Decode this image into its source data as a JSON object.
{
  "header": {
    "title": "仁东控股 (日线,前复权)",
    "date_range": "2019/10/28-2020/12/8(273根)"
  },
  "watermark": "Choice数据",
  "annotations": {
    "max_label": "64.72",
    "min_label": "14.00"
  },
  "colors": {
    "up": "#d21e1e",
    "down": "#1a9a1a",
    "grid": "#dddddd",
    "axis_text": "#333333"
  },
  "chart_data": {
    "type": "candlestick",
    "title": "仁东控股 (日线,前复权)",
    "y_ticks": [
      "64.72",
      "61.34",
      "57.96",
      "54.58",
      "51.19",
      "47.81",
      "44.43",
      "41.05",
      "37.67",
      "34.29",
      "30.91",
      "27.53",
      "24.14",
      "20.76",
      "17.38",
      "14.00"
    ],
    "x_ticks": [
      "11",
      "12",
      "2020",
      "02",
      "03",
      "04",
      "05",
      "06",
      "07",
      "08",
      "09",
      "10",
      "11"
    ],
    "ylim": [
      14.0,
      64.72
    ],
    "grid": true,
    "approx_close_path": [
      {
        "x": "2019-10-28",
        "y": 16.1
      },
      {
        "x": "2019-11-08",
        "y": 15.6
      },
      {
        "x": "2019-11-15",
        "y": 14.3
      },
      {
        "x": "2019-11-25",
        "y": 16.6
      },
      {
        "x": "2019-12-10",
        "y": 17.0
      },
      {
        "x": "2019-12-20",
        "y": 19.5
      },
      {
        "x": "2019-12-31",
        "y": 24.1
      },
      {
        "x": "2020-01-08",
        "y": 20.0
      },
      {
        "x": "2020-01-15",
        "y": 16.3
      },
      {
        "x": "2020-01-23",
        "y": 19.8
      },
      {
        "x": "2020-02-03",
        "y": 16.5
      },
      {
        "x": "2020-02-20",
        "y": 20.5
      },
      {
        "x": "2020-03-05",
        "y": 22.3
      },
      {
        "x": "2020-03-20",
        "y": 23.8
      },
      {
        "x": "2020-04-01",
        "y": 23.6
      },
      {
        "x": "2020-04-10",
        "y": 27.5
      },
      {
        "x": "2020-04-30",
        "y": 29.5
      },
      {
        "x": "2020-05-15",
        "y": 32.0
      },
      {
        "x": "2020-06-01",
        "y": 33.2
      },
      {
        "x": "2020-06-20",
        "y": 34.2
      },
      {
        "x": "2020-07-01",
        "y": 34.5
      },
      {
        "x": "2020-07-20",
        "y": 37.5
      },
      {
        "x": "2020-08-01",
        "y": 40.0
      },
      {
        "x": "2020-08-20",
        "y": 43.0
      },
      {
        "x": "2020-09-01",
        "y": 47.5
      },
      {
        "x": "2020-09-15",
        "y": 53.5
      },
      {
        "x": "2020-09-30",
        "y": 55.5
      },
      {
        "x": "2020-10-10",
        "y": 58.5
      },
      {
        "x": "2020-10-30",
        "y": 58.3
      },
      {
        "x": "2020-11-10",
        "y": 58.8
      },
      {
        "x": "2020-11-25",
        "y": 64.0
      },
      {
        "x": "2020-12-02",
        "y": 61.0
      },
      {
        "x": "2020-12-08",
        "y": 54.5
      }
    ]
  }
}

• What you will do
In this exercise, repeat all entries exactly.

• Answer to the problem
Decode this image into its source data as a JSON object.
{
  "header": {
    "title": "仁东控股 (日线,前复权)",
    "date_range": "2019/10/28-2020/12/8(273根)"
  },
  "watermark": "Choice数据",
  "annotations": {
    "max_label": "64.72",
    "min_label": "14.00"
  },
  "colors": {
    "up": "#d21e1e",
    "down": "#1a9a1a",
    "grid": "#dddddd",
    "axis_text": "#333333"
  },
  "chart_data": {
    "type": "candlestick",
    "title": "仁东控股 (日线,前复权)",
    "y_ticks": [
      "64.72",
      "61.34",
      "57.96",
      "54.58",
      "51.19",
      "47.81",
      "44.43",
      "41.05",
      "37.67",
      "34.29",
      "30.91",
      "27.53",
      "24.14",
      "20.76",
      "17.38",
      "14.00"
    ],
    "x_ticks": [
      "11",
      "12",
      "2020",
      "02",
      "03",
      "04",
      "05",
      "06",
      "07",
      "08",
      "09",
      "10",
      "11"
    ],
    "ylim": [
      14.0,
      64.72
    ],
    "grid": true,
    "approx_close_path": [
      {
        "x": "2019-10-28",
        "y": 16.1
      },
      {
        "x": "2019-11-08",
        "y": 15.6
      },
      {
        "x": "2019-11-15",
        "y": 14.3
      },
      {
        "x": "2019-11-25",
        "y": 16.6
      },
      {
        "x": "2019-12-10",
        "y": 17.0
      },
      {
        "x": "2019-12-20",
        "y": 19.5
      },
      {
        "x": "2019-12-31",
        "y": 24.1
      },
      {
        "x": "2020-01-08",
        "y": 20.0
      },
      {
        "x": "2020-01-15",
        "y": 16.3
      },
      {
        "x": "2020-01-23",
        "y": 19.8
      },
      {
        "x": "2020-02-03",
        "y": 16.5
      },
      {
        "x": "2020-02-20",
        "y": 20.5
      },
      {
        "x": "2020-03-05",
        "y": 22.3
      },
      {
        "x": "2020-03-20",
        "y": 23.8
      },
      {
        "x": "2020-04-01",
        "y": 23.6
      },
      {
        "x": "2020-04-10",
        "y": 27.5
      },
      {
        "x": "2020-04-30",
        "y": 29.5
      },
      {
        "x": "2020-05-15",
        "y": 32.0
      },
      {
        "x": "2020-06-01",
        "y": 33.2
      },
      {
        "x": "2020-06-20",
        "y": 34.2
      },
      {
        "x": "2020-07-01",
        "y": 34.5
      },
      {
        "x": "2020-07-20",
        "y": 37.5
      },
      {
        "x": "2020-08-01",
        "y": 40.0
      },
      {
        "x": "2020-08-20",
        "y": 43.0
      },
      {
        "x": "2020-09-01",
        "y": 47.5
      },
      {
        "x": "2020-09-15",
        "y": 53.5
      },
      {
        "x": "2020-09-30",
        "y": 55.5
      },
      {
        "x": "2020-10-10",
        "y": 58.5
      },
      {
        "x": "2020-10-30",
        "y": 58.3
      },
      {
        "x": "2020-11-10",
        "y": 58.8
      },
      {
        "x": "2020-11-25",
        "y": 64.0
      },
      {
        "x": "2020-12-02",
        "y": 61.0
      },
      {
        "x": "2020-12-08",
        "y": 54.5
      }
    ]
  }
}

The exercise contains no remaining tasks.